▸ **Exercise task**
Reproduce the material verbatim from its beginning up to and including the line with "The North solar panel 14N is at (423, 337).". Leave the pictures out.

────

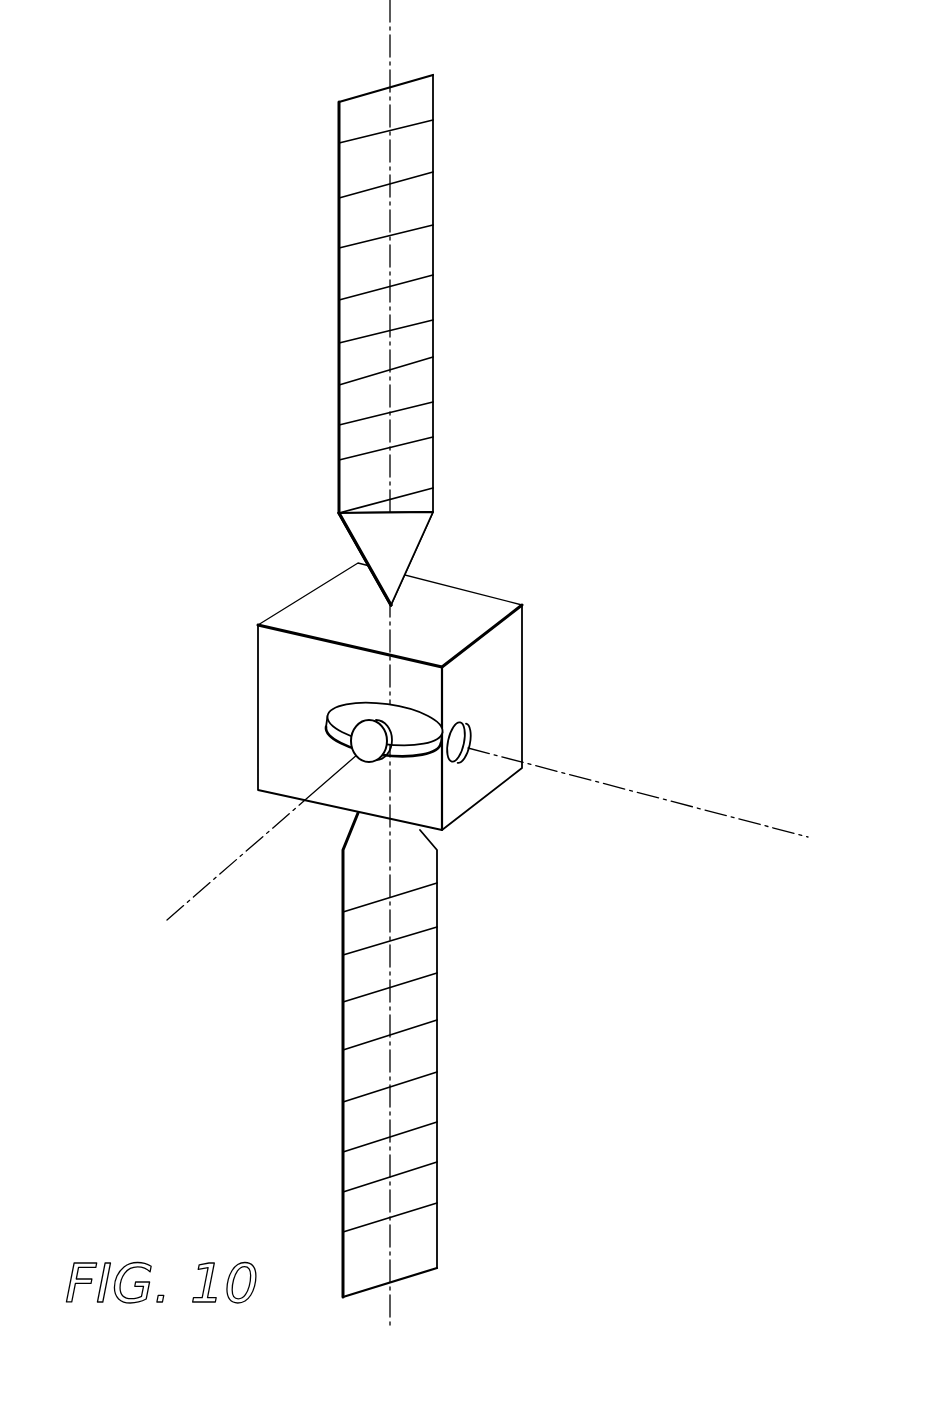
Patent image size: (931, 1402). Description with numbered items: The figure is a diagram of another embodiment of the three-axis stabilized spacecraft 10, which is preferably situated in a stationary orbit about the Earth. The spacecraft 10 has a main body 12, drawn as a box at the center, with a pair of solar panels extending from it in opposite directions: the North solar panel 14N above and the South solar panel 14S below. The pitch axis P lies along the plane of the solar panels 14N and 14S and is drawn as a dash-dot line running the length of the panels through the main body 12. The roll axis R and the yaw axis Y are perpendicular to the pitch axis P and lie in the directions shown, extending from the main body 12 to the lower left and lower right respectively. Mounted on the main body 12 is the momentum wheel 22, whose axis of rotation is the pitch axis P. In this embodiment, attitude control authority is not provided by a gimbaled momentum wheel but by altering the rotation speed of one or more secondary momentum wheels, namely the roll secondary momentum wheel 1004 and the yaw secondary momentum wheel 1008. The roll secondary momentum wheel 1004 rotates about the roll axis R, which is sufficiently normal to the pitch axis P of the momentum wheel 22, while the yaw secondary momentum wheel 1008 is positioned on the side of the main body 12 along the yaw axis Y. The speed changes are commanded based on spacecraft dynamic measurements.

The spacecraft 10 is at (450, 663).
The main body 12 is at (292, 590).
The North solar panel 14N is at (423, 337).
The South solar panel 14S is at (415, 960).
The momentum wheel 22 is at (357, 702).
The roll secondary momentum wheel 1004 is at (370, 762).
The yaw secondary momentum wheel 1008 is at (468, 728).
The pitch axis P is at (392, 527).
The roll axis R is at (258, 838).
The yaw axis Y is at (637, 793).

────

▸ **Answer below**
Patent image size: (931, 1402). Description with numbered items: The figure is a diagram of another embodiment of the three-axis stabilized spacecraft 10, which is preferably situated in a stationary orbit about the Earth. The spacecraft 10 has a main body 12, drawn as a box at the center, with a pair of solar panels extending from it in opposite directions: the North solar panel 14N above and the South solar panel 14S below. The pitch axis P lies along the plane of the solar panels 14N and 14S and is drawn as a dash-dot line running the length of the panels through the main body 12. The roll axis R and the yaw axis Y are perpendicular to the pitch axis P and lie in the directions shown, extending from the main body 12 to the lower left and lower right respectively. Mounted on the main body 12 is the momentum wheel 22, whose axis of rotation is the pitch axis P. In this embodiment, attitude control authority is not provided by a gimbaled momentum wheel but by altering the rotation speed of one or more secondary momentum wheels, namely the roll secondary momentum wheel 1004 and the yaw secondary momentum wheel 1008. The roll secondary momentum wheel 1004 rotates about the roll axis R, which is sufficiently normal to the pitch axis P of the momentum wheel 22, while the yaw secondary momentum wheel 1008 is positioned on the side of the main body 12 along the yaw axis Y. The speed changes are commanded based on spacecraft dynamic measurements.

The spacecraft 10 is at (450, 663).
The main body 12 is at (292, 590).
The North solar panel 14N is at (423, 337).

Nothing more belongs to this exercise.